▸ **REQUIREMENTS**
Repeat all of the data precisely.

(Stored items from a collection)
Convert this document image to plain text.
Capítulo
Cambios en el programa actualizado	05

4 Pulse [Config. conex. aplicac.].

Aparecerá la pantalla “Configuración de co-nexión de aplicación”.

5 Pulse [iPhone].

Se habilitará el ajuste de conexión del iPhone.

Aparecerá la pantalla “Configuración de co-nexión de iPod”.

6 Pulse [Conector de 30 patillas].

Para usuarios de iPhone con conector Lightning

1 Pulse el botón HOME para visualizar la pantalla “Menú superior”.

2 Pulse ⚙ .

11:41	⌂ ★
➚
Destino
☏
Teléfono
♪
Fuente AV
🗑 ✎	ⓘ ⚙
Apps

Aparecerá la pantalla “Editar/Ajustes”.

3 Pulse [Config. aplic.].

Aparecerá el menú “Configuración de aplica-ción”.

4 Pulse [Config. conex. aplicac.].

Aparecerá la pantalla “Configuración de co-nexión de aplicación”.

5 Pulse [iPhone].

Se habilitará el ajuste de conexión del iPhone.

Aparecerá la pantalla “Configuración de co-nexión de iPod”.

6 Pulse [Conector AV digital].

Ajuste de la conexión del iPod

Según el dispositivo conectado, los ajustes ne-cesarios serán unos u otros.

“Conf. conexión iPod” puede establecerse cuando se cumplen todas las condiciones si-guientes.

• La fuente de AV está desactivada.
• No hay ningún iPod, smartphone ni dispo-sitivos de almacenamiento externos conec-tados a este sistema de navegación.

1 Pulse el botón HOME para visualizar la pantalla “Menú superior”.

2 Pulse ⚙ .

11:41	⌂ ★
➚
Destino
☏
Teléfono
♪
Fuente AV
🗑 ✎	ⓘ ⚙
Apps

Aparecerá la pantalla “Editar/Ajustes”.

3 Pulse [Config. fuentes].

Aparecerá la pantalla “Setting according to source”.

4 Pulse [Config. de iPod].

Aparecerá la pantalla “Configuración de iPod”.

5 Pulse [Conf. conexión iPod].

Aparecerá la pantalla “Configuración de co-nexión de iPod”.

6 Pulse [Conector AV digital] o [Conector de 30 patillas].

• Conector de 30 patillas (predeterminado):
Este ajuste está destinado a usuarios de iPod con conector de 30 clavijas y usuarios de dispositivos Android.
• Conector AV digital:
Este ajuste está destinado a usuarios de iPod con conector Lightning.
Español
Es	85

▸ **SOLUTION BELOW**
Convert this document image to plain text.
Capítulo
Cambios en el programa actualizado	05

4 Pulse [Config. conex. aplicac.].

Aparecerá la pantalla “Configuración de co-nexión de aplicación”.

5 Pulse [iPhone].

Se habilitará el ajuste de conexión del iPhone.

Aparecerá la pantalla “Configuración de co-nexión de iPod”.

6 Pulse [Conector de 30 patillas].

Para usuarios de iPhone con conector Lightning

1 Pulse el botón HOME para visualizar la pantalla “Menú superior”.

2 Pulse ⚙ .

11:41	⌂ ★
➚
Destino
☏
Teléfono
♪
Fuente AV
🗑 ✎	ⓘ ⚙
Apps

Aparecerá la pantalla “Editar/Ajustes”.

3 Pulse [Config. aplic.].

Aparecerá el menú “Configuración de aplica-ción”.

4 Pulse [Config. conex. aplicac.].

Aparecerá la pantalla “Configuración de co-nexión de aplicación”.

5 Pulse [iPhone].

Se habilitará el ajuste de conexión del iPhone.

Aparecerá la pantalla “Configuración de co-nexión de iPod”.

6 Pulse [Conector AV digital].

Ajuste de la conexión del iPod

Según el dispositivo conectado, los ajustes ne-cesarios serán unos u otros.

“Conf. conexión iPod” puede establecerse cuando se cumplen todas las condiciones si-guientes.

• La fuente de AV está desactivada.
• No hay ningún iPod, smartphone ni dispo-sitivos de almacenamiento externos conec-tados a este sistema de navegación.

1 Pulse el botón HOME para visualizar la pantalla “Menú superior”.

2 Pulse ⚙ .

11:41	⌂ ★
➚
Destino
☏
Teléfono
♪
Fuente AV
🗑 ✎	ⓘ ⚙
Apps

Aparecerá la pantalla “Editar/Ajustes”.

3 Pulse [Config. fuentes].

Aparecerá la pantalla “Setting according to source”.

4 Pulse [Config. de iPod].

Aparecerá la pantalla “Configuración de iPod”.

5 Pulse [Conf. conexión iPod].

Aparecerá la pantalla “Configuración de co-nexión de iPod”.

6 Pulse [Conector AV digital] o [Conector de 30 patillas].

• Conector de 30 patillas (predeterminado):
Este ajuste está destinado a usuarios de iPod con conector de 30 clavijas y usuarios de dispositivos Android.
• Conector AV digital:
Este ajuste está destinado a usuarios de iPod con conector Lightning.
Español
Es	85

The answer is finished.